I was tempted to use jetty as a lightweight server to resolve the JVM-fork() memory problem as I already posted however nodejs provides a lighter and so from my simplistic design poit of view better alternative.
Below is the code for such a server:
#!/usr/local/bin/node
/*
** shell-server.js returns json response with the stdout and stderr of a shell command
**
**
** @Author: Nestor Urquiza
** @Date: 09/29/2011
**
*/
/*
* Dependencies
*/
var http = require('http'),
url = require('url'),
exec = require('child_process').exec;
/*
* Server Config
*/
var host = "127.0.0.1",
port = "8088",
thisServerUrl = "http://" + host + ":" + port;
/*
* Main
*/
http.createServer(function (req, res) {
req.addListener('end', function () {
});
var parsedUrl = url.parse(req.url, true);
var cmd = parsedUrl.query['cmd'];
var async = parsedUrl.query['async'];
res.writeHead(200, {'Content-Type': 'text/plain'});
if( cmd ) {
var child = exec(cmd, function (error, stdout, stderr) {
var result = '{"stdout":' + stdout + ',"stderr":"' + stderr + '","cmd":"' + cmd + '"}';
res.end(result + '\n');
});
} else {
var result = '{"stdout":"' + '' + '","stderr":"' + 'cmd is mandatory' + '","cmd":"' + cmd + '"}';
res.end(result + '\n');
}
if(async == "true") {
var result = '{"stdout":"async request' + '' + '","stderr":"' + '' + '","cmd":"' + cmd + '"}';
res.end(result + '\n');
}
}).listen(port, host);
console.log('Server running at ' + thisServerUrl );
Once the server is running you can hit the below URL to get a list of the users loged in a OSX/linux/unix box:
http://localhost:8088/?cmd=whoHere is how to run a sleep command and a touch command demonstrating the usage of async=true which basically will run the commands but will not check for stdout nor stderr. You can see the response comes back instantaneously however the file will be touched 5 seconds later:
$ ls --full-time /tmp/here
-rw-r--r-- 1 dev dev 0 2014-03-06 16:17:07.546398632 -0500 /tmp/here
$ date
Thu Mar 6 16:17:08 EST 2014
$ curl "http://localhost:8088/?cmd=sleep%2010;%20touch%20/tmp/here&async=true"

(Stored data entries)
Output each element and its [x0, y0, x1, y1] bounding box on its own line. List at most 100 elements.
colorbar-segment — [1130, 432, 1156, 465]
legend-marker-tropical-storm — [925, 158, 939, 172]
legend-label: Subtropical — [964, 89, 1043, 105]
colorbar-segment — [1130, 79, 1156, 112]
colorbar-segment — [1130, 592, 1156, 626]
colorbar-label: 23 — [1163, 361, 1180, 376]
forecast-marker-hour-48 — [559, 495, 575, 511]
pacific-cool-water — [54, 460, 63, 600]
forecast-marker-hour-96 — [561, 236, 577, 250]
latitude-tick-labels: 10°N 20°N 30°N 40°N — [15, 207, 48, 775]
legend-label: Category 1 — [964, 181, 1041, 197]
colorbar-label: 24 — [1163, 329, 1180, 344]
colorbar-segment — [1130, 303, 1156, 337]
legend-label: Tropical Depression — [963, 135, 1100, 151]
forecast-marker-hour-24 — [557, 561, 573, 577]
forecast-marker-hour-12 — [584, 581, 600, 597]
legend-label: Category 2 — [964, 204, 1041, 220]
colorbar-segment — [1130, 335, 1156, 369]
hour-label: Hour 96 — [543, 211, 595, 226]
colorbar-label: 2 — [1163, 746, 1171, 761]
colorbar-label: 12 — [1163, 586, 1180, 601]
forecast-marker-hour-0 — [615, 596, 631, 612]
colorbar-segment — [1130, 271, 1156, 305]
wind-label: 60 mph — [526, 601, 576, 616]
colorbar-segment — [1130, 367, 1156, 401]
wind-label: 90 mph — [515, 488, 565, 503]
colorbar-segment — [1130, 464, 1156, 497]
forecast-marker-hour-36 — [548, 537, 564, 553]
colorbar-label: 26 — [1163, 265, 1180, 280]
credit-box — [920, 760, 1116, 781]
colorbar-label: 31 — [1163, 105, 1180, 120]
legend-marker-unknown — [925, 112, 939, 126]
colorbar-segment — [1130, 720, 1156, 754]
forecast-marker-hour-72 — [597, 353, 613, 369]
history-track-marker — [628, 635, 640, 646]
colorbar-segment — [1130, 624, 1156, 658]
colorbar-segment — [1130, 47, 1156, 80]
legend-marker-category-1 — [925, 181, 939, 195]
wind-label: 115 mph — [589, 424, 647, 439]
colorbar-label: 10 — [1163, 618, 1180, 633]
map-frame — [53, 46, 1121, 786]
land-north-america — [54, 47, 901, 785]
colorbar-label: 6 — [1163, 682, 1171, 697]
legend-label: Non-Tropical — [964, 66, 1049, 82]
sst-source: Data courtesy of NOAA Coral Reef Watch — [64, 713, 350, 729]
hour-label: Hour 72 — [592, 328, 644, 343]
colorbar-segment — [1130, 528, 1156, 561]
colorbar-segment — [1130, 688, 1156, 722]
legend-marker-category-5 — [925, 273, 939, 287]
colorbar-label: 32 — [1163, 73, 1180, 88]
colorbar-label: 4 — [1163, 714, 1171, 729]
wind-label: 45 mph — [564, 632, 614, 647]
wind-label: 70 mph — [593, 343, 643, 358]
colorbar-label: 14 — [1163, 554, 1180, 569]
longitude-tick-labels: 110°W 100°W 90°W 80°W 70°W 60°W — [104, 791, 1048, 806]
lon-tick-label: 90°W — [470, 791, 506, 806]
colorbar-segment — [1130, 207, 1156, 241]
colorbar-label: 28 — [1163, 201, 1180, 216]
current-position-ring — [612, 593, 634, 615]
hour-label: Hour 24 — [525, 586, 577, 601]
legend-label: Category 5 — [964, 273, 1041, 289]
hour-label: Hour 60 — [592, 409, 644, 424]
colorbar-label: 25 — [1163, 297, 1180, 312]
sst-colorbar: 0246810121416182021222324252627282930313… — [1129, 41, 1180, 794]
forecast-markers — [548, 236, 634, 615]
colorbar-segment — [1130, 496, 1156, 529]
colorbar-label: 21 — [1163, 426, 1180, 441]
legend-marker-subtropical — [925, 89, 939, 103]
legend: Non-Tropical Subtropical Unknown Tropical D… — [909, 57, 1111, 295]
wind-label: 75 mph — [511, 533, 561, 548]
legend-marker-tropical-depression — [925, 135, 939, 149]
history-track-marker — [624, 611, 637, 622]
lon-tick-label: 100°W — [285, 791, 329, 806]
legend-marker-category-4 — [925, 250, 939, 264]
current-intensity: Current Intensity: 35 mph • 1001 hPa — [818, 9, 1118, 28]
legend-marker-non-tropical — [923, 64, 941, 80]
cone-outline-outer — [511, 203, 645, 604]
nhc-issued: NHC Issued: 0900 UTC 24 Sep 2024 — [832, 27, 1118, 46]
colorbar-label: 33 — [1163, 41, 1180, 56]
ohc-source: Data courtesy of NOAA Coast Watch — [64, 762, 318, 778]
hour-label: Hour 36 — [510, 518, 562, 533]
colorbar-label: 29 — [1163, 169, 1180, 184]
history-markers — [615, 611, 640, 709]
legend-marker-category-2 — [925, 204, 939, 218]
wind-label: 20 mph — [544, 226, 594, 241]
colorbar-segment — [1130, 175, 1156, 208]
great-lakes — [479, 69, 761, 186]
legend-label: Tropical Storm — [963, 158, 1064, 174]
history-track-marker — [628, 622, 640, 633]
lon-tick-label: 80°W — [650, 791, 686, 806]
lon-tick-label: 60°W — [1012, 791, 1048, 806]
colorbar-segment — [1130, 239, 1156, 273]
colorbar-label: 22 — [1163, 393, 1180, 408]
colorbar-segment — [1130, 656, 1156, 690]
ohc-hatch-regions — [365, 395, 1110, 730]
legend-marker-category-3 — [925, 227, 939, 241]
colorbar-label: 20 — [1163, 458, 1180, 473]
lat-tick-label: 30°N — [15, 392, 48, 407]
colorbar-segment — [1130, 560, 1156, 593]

• _Tasks to perform_:
**1.** Name every module that the code in the shell-server post loads with require.
**2.** Answer these from the shell-server post:
(a) Which port does the server config set?
(b) What date appears in the header comment of the code?
(c) What Content-Type does the response header declare?
**3.** Please carry on the shell-server post from the curl command that closes it.
The listing above was taken from a separate source.

• _Exercise results_:
**1.** http, url, child_process

**2.**
(a) 8088
(b) 09/29/2011
(c) text/plain

**3.**
{"stdout":"async request","stderr":"","cmd":"sleep 10; touch /tmp/here"}
$ date
Thu Mar 6 16:17:12 EST 2014
$ ls --full-time /tmp/here
-rw-r--r-- 1 dev dev 0 2014-03-06 16:17:20.602399455 -0500 /tmp/here
Development environment
If you are running Windows you should download the node executable and run the server as:node c:\shell-server.js
If you are running OSX/Linux/Unix you have to install node make the script executable and run the below:
/path/to/shell-server.sh
Production deployment
You need to be sure the server runs as a daemon and that it restarts if it fails to serve. In debian/Ubuntu + monit you can follow these steps:$ sudo vi /opt/nodejs/shell-server.js
$ sudo vi /etc/init/shell-server.conf
#!/sbin/upstart
description "shell server runs a command specified by HTTP GET param 'cmd'"
author "admin"
start on startup
stop on shutdown
script
#export HOME="/root"
#exec sudo -u admin /usr/local/bin/node /opt/nodejs/shell-server.js
#exec su -c "/usr/local/bin/node /opt/nodejs/shell-server.js" dev
exec start-stop-daemon --start -c dev --exec /usr/local/bin/node /opt/nodejs/shell-server.js
end script
$ sudo vi /etc/monit/monitrc
...
#################################################################
# shell-server
################################################################
check host shell-server with address 127.0.0.1
start = "/sbin/start shell-server"
stop = "/sbin/stop shell-server"
if failed port 8088 protocol HTTP
request /
with timeout 10 seconds
then restart
group server
...
$ sudo monit reload
$ sudo vi /opt/nodejs/shell-server.js
$ wget http://localhost:8088 -O -
Note that upstart will log stdout and stderr to /var/log/upstart/shell-server.log
7 comments:
?cmd=cat /etc/passwd
?cmd=passwd //what happens?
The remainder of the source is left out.